• [Exercise aim]:
Your answer should be a single number: the count of lines that include "выполненных".

* begin *

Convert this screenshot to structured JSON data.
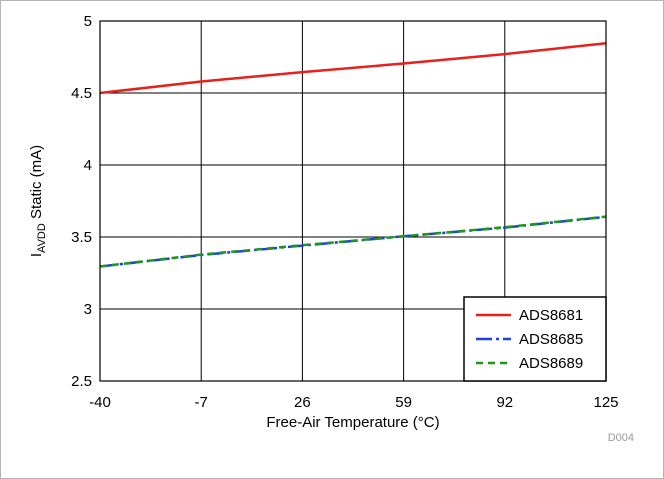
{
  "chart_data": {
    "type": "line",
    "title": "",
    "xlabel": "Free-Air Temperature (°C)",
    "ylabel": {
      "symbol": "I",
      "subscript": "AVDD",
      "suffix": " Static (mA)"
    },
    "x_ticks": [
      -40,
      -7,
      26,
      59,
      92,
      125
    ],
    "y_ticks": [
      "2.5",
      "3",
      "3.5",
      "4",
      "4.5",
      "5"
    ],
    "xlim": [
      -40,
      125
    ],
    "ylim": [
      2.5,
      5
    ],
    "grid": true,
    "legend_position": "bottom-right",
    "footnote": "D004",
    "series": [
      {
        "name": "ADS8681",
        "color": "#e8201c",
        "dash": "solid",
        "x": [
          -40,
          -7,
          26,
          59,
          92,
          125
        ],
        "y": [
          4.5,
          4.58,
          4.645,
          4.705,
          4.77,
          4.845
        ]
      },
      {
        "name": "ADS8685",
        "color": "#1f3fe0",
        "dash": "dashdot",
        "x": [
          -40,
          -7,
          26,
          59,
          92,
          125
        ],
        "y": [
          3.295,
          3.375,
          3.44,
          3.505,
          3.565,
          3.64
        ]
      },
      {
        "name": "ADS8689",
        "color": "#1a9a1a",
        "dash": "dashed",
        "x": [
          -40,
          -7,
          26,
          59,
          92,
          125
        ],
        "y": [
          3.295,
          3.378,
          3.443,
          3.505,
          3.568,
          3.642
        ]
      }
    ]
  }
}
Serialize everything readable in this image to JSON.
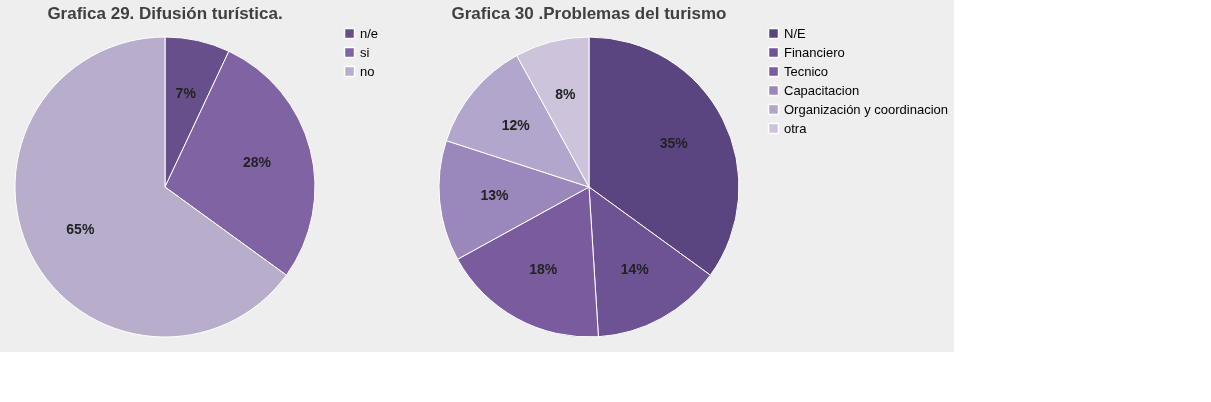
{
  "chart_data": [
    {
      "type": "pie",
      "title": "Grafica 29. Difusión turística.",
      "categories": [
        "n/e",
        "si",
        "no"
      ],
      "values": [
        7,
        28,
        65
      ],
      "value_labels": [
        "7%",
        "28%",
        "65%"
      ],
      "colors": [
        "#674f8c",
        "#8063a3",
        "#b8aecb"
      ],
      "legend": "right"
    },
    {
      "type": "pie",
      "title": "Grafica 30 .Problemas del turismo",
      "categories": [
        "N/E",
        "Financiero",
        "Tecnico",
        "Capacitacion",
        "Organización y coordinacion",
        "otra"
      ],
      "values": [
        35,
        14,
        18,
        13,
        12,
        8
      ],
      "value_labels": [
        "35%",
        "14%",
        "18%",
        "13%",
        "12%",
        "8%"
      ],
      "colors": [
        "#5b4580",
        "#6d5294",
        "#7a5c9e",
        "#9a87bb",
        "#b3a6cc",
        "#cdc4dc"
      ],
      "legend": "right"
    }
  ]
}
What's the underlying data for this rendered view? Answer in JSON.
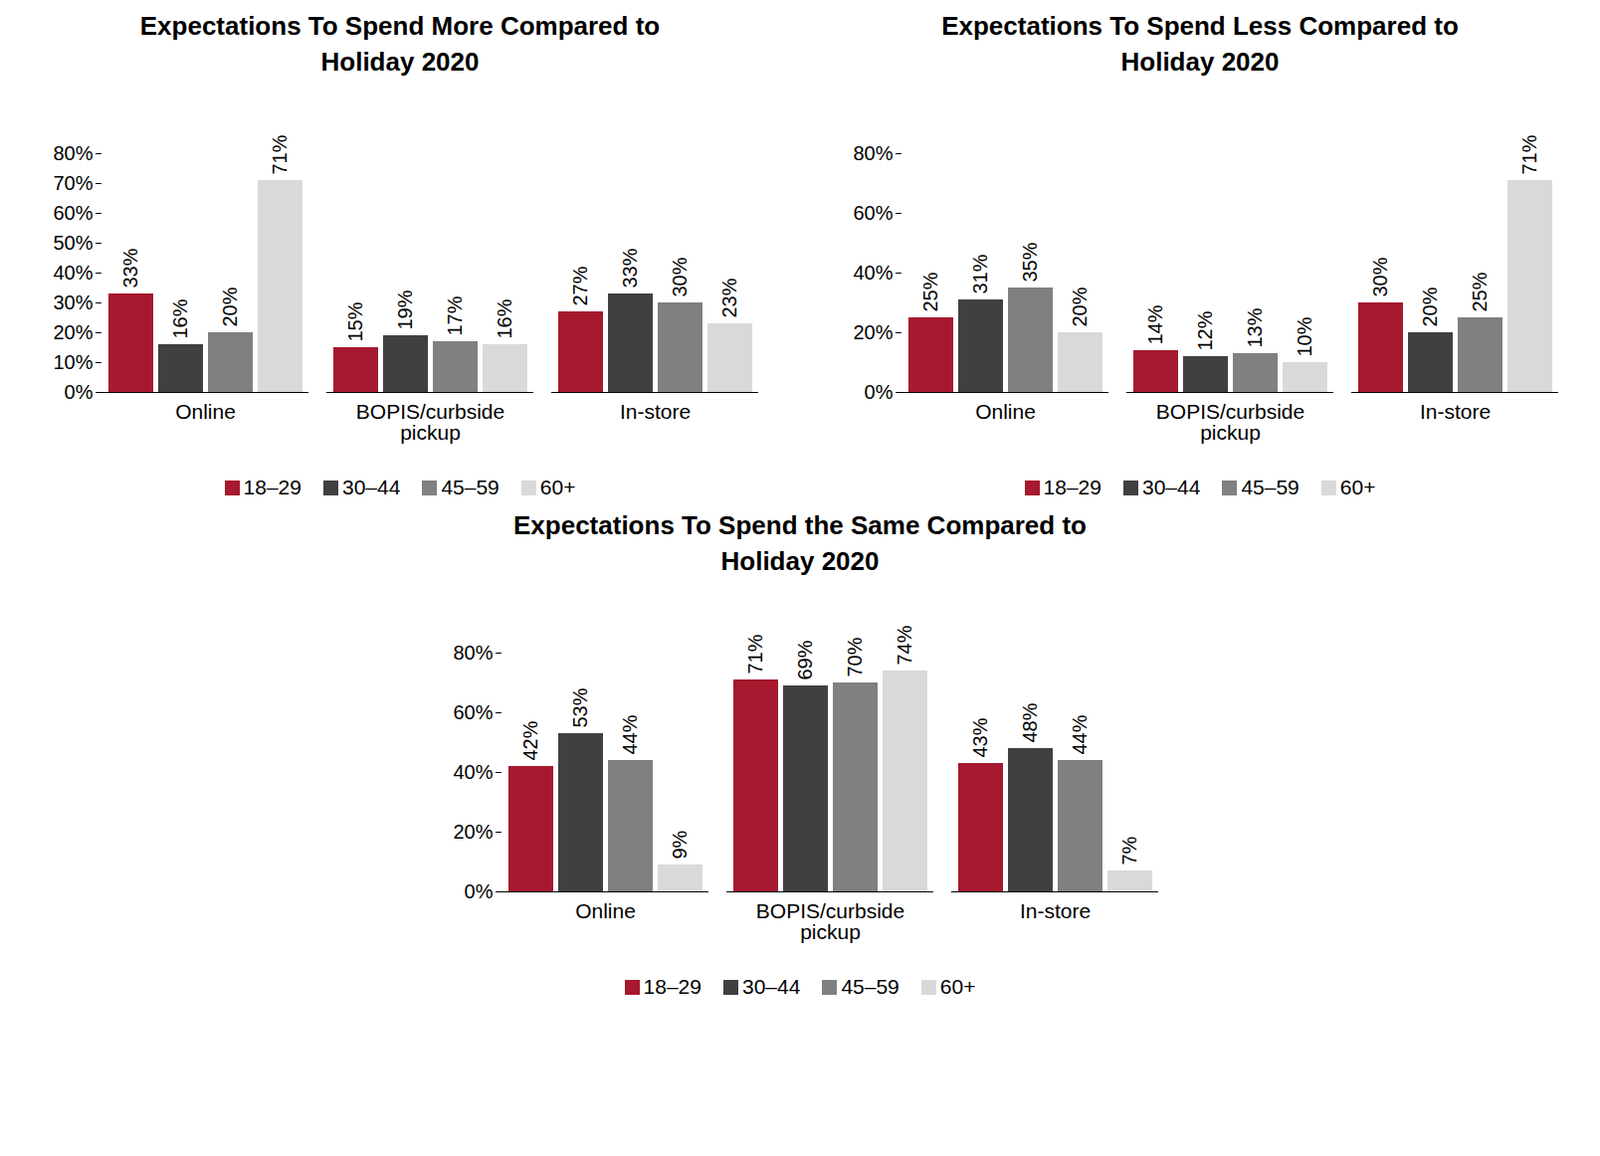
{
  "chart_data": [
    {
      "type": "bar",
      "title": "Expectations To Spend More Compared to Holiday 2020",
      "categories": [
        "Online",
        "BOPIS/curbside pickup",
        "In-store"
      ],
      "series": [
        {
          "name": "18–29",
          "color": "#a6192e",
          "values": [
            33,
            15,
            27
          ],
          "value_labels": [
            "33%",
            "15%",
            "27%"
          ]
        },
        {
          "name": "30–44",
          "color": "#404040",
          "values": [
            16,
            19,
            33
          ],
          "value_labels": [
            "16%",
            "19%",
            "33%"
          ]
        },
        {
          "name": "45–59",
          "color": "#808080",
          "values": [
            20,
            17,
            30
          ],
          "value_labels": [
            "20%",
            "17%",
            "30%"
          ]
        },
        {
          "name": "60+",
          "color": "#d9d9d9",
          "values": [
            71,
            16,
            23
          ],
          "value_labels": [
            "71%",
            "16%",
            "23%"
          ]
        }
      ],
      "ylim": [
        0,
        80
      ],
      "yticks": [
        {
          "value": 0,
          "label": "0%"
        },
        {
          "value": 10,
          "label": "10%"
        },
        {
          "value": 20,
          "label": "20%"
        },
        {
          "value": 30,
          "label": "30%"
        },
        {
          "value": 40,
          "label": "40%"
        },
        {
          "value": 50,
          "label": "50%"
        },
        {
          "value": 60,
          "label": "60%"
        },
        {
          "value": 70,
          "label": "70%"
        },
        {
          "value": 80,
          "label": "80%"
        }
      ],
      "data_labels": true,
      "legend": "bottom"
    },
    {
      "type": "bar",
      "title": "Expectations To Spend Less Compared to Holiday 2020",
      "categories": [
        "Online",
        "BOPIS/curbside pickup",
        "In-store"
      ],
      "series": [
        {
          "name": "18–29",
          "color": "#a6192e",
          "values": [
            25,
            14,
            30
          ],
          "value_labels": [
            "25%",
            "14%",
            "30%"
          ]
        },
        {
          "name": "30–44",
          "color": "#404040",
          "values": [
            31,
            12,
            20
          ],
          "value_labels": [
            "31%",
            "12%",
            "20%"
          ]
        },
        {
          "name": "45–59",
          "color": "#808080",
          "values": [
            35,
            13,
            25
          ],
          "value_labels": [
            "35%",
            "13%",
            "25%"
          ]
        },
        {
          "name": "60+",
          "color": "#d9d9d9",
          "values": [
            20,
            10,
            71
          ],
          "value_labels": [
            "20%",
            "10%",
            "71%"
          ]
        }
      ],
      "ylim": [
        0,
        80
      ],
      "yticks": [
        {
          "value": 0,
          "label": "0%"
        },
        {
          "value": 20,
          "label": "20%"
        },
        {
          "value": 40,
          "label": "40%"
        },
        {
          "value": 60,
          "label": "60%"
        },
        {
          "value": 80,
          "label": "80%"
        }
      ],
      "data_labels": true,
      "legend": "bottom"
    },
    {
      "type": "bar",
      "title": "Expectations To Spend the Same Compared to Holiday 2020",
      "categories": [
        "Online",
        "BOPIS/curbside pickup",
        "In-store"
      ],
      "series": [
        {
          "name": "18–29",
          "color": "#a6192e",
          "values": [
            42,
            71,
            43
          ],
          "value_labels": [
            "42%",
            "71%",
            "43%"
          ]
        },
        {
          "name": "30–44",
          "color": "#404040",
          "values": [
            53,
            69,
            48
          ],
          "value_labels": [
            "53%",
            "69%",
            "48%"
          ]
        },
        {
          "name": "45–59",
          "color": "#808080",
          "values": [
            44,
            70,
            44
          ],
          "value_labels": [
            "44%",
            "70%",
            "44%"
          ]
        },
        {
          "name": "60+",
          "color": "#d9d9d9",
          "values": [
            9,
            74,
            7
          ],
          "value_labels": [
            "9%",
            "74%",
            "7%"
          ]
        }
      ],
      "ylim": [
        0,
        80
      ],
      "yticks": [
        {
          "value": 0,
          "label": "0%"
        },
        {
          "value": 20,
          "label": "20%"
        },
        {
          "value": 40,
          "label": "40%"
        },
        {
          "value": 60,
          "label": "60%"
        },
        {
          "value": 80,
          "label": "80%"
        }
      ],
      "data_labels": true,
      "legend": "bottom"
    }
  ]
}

* end *
* begin *

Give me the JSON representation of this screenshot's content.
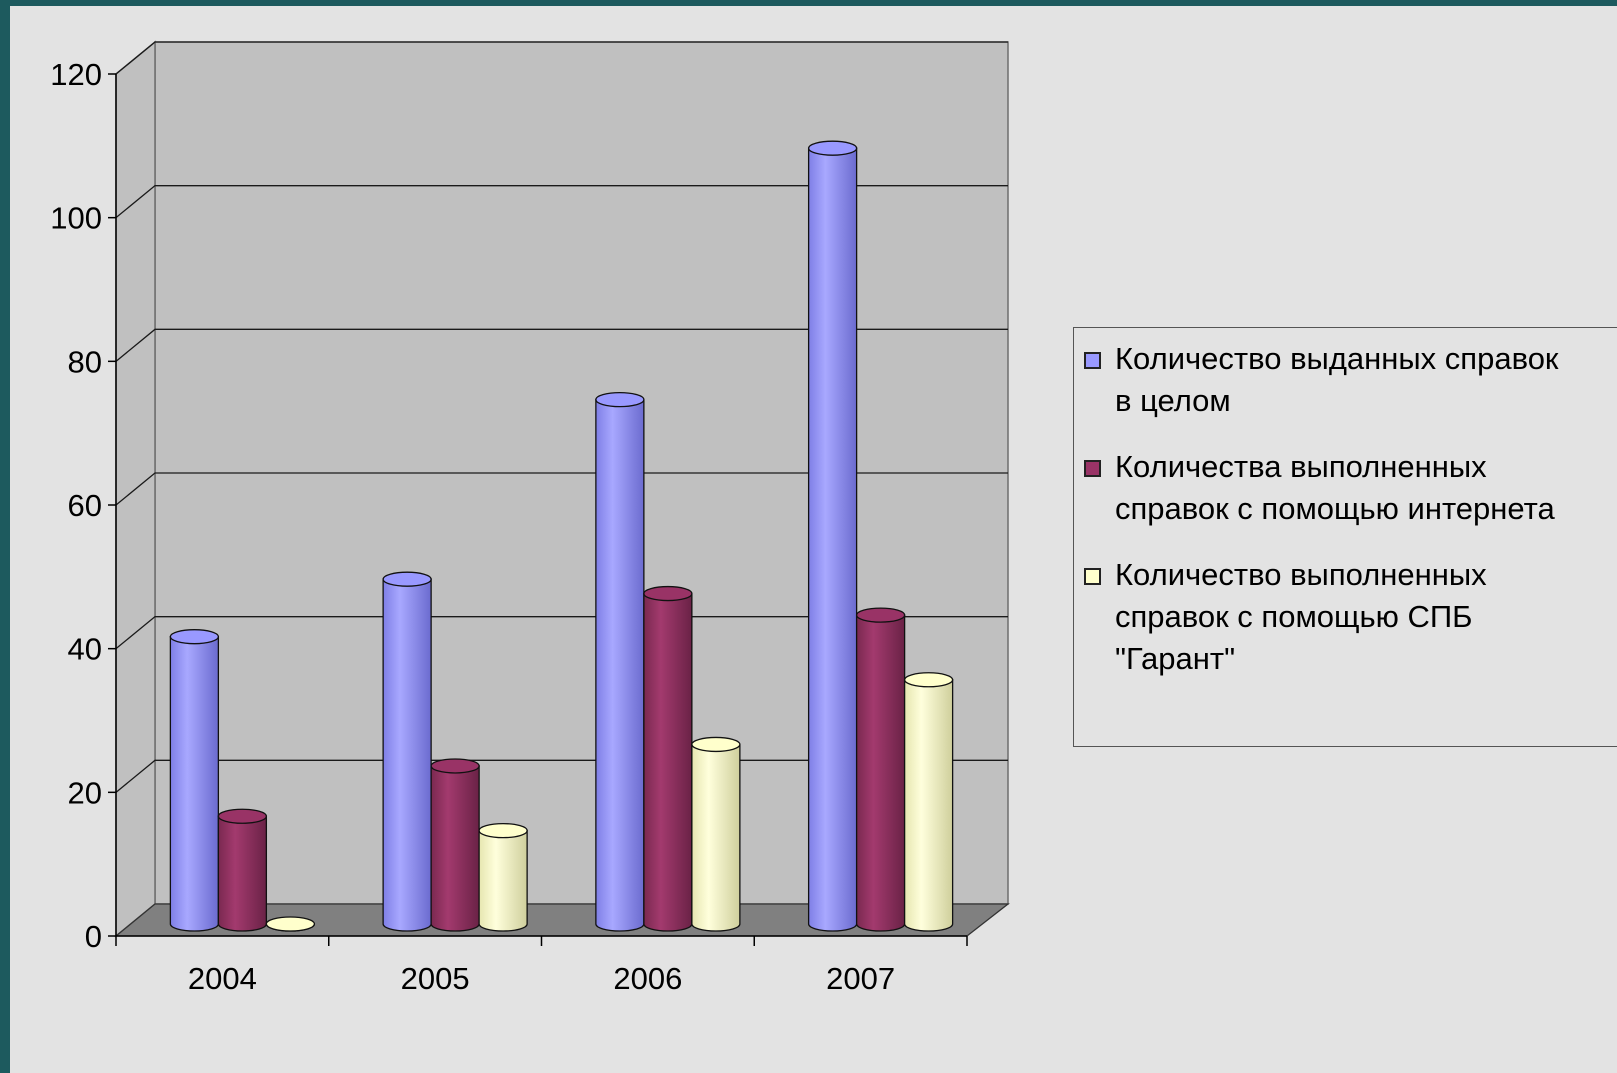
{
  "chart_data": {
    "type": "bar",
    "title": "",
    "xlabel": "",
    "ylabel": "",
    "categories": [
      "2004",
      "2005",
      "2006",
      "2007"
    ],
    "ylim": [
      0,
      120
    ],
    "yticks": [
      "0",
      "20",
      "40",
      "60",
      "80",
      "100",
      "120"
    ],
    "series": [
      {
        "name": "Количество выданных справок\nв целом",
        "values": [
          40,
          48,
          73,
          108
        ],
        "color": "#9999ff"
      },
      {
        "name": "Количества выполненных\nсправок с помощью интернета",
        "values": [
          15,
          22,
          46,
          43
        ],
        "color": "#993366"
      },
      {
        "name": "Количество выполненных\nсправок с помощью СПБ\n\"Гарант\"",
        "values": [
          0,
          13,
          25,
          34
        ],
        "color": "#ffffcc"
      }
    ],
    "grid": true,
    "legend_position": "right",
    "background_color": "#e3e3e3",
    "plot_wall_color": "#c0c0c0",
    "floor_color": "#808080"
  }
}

* end *

• [The output]:
2